** Information supplied **
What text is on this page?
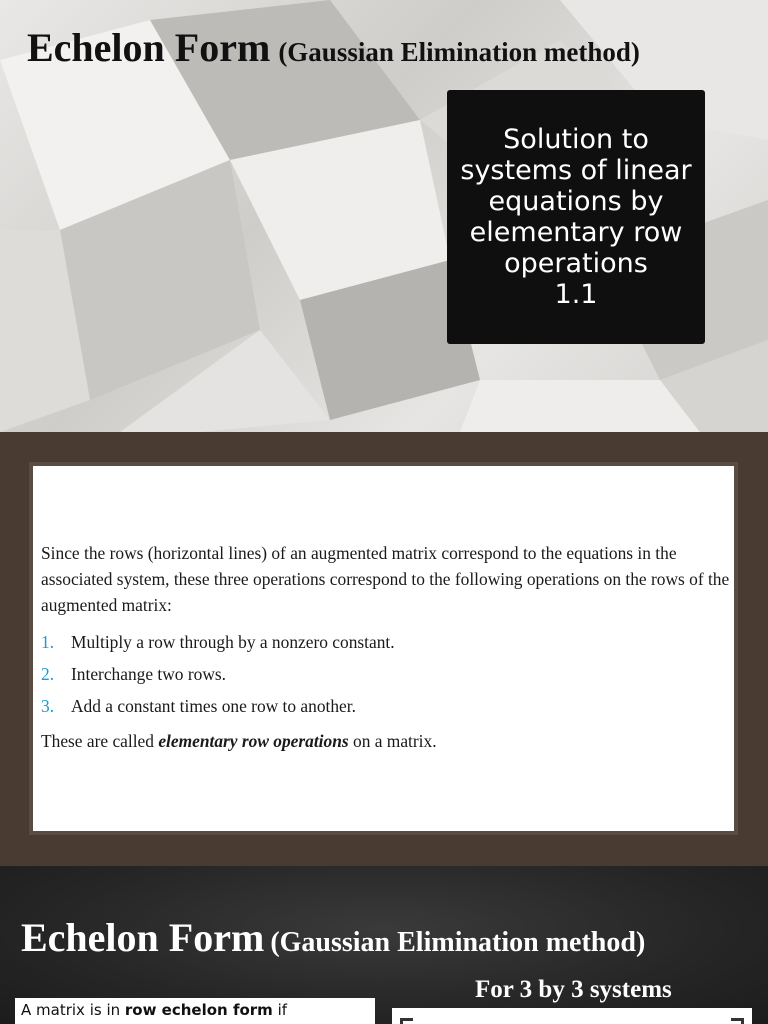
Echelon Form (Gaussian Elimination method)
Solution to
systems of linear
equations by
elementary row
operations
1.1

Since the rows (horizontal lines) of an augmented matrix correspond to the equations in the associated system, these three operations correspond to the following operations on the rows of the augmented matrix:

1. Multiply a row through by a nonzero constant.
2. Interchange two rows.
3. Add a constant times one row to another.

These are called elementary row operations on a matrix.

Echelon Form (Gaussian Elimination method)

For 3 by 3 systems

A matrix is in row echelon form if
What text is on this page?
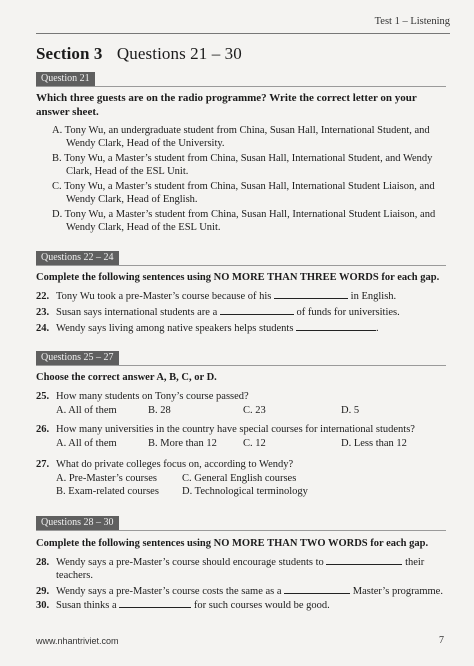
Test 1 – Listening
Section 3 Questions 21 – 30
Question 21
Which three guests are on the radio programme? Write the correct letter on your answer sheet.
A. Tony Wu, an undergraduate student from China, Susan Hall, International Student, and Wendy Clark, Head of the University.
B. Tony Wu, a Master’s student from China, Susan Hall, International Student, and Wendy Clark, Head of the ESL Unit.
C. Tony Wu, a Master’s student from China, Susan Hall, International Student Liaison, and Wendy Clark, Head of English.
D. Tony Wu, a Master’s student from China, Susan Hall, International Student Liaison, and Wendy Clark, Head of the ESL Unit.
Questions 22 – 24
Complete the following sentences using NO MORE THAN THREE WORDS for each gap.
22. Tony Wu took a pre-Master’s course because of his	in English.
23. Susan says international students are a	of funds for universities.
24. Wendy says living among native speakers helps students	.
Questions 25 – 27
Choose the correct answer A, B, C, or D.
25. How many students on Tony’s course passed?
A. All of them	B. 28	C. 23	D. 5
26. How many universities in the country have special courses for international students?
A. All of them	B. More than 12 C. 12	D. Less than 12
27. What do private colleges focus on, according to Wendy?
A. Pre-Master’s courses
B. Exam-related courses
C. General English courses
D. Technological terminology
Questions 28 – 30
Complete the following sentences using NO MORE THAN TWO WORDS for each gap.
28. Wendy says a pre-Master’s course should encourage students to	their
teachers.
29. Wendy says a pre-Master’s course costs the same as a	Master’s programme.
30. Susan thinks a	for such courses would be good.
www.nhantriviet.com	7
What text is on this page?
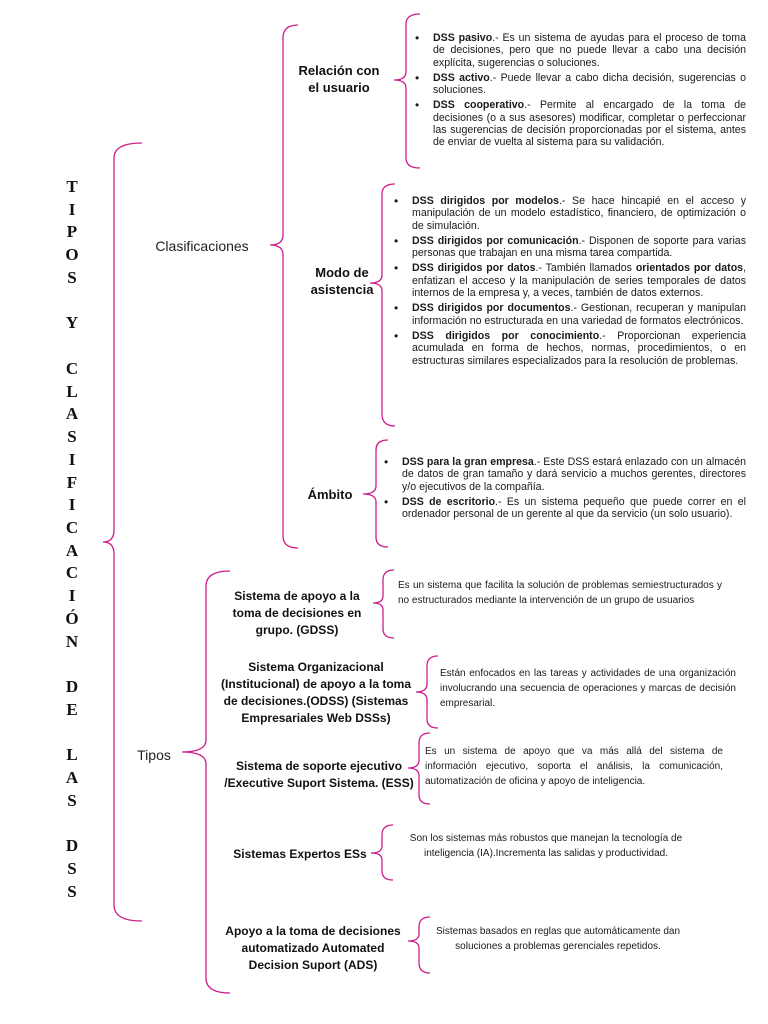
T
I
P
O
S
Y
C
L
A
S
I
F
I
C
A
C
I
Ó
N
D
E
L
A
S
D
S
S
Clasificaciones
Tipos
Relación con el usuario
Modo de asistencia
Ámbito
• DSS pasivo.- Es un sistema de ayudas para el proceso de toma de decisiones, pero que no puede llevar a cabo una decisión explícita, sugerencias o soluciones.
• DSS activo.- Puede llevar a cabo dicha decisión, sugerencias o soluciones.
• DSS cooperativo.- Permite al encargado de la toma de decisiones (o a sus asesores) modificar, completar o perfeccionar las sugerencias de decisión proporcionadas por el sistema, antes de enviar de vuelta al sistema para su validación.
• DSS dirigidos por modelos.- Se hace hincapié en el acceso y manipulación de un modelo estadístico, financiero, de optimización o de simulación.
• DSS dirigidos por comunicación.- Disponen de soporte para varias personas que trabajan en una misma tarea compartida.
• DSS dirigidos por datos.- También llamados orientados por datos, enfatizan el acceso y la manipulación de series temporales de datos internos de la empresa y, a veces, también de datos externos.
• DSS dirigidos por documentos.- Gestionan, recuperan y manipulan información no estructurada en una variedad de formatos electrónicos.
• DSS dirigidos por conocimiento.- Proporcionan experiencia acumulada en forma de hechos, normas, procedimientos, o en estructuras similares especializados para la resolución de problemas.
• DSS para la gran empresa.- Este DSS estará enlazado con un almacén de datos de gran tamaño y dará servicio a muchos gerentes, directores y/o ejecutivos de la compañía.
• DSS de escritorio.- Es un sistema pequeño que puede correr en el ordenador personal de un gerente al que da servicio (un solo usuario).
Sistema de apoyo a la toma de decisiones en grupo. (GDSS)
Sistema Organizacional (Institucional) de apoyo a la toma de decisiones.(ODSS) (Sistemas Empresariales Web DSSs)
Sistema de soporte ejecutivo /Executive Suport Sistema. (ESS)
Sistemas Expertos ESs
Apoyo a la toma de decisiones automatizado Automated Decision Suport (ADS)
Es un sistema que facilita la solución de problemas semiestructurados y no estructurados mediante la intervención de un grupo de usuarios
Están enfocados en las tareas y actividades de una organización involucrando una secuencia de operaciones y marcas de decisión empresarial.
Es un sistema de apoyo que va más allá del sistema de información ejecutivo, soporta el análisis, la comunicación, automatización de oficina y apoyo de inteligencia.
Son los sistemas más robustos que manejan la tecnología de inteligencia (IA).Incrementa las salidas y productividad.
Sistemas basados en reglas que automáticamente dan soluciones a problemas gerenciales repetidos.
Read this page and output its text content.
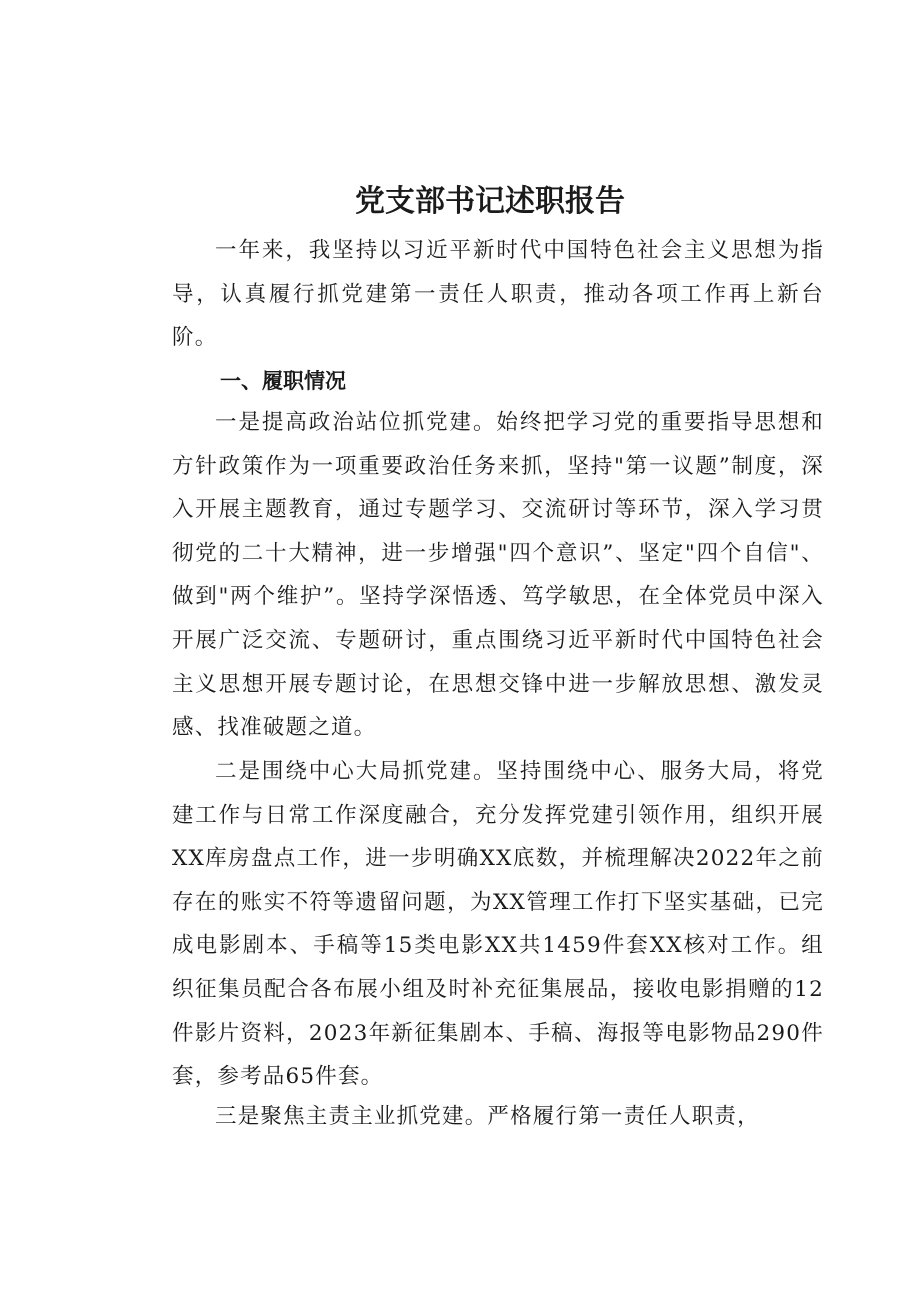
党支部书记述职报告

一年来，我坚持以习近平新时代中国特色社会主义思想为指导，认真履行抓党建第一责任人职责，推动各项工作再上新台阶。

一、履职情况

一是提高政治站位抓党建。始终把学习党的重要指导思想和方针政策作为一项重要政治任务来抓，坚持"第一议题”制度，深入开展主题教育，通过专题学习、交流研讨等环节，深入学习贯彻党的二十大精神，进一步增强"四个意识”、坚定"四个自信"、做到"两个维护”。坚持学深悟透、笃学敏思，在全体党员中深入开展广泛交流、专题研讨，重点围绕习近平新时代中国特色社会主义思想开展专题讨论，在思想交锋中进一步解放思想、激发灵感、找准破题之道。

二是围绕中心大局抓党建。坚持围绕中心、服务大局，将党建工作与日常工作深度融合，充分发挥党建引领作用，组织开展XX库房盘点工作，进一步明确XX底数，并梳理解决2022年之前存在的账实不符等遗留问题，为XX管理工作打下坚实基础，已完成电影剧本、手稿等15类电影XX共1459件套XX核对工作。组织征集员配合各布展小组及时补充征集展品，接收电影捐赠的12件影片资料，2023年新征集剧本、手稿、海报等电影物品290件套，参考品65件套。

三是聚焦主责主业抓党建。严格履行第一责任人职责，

** Brief **
Write out exactly the lines beginning with the line that holds "Read this page and output its text content." and ending with the final line of the data, both ends included, without the pictures.

** Reply **
Read this page and output its text content.
党支部书记述职报告

一年来，我坚持以习近平新时代中国特色社会主义思想为指导，认真履行抓党建第一责任人职责，推动各项工作再上新台阶。

一、履职情况

一是提高政治站位抓党建。始终把学习党的重要指导思想和方针政策作为一项重要政治任务来抓，坚持"第一议题”制度，深入开展主题教育，通过专题学习、交流研讨等环节，深入学习贯彻党的二十大精神，进一步增强"四个意识”、坚定"四个自信"、做到"两个维护”。坚持学深悟透、笃学敏思，在全体党员中深入开展广泛交流、专题研讨，重点围绕习近平新时代中国特色社会主义思想开展专题讨论，在思想交锋中进一步解放思想、激发灵感、找准破题之道。

二是围绕中心大局抓党建。坚持围绕中心、服务大局，将党建工作与日常工作深度融合，充分发挥党建引领作用，组织开展XX库房盘点工作，进一步明确XX底数，并梳理解决2022年之前存在的账实不符等遗留问题，为XX管理工作打下坚实基础，已完成电影剧本、手稿等15类电影XX共1459件套XX核对工作。组织征集员配合各布展小组及时补充征集展品，接收电影捐赠的12件影片资料，2023年新征集剧本、手稿、海报等电影物品290件套，参考品65件套。

三是聚焦主责主业抓党建。严格履行第一责任人职责，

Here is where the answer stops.